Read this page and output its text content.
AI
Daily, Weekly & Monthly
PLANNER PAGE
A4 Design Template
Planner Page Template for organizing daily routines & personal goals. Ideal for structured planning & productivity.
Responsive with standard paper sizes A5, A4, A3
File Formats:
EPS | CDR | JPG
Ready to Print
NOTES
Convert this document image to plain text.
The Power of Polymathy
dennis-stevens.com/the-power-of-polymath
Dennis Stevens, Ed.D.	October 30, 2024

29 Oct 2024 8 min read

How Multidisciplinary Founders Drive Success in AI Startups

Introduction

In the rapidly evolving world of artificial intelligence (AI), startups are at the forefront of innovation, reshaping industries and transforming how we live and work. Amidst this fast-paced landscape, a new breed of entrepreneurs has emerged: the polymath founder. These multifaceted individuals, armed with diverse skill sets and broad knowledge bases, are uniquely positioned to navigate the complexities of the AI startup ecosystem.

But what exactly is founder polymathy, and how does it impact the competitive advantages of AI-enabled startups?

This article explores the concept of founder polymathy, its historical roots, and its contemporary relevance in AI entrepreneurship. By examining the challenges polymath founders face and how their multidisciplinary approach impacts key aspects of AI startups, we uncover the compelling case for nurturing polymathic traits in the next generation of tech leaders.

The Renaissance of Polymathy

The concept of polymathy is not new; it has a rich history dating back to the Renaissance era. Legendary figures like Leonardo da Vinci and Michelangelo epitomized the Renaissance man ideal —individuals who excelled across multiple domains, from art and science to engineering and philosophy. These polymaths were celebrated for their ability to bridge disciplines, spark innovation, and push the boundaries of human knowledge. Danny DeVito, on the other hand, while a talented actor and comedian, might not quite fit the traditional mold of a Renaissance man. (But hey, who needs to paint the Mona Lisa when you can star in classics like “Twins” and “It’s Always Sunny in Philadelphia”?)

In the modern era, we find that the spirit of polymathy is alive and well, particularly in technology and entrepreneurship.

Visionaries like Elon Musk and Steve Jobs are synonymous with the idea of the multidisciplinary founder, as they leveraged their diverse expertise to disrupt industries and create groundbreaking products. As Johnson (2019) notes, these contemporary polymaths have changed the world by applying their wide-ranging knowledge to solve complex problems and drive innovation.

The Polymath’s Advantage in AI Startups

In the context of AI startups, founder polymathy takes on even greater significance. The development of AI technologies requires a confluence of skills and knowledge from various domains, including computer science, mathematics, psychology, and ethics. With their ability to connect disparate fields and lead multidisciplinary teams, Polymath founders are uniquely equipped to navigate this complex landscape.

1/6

Written exercise | Extract from the material all lines containing the string "Template".

Complete output |
A4 Design Template
Planner Page Template for organizing daily routines & personal goals. Ideal for structured planning & productivity.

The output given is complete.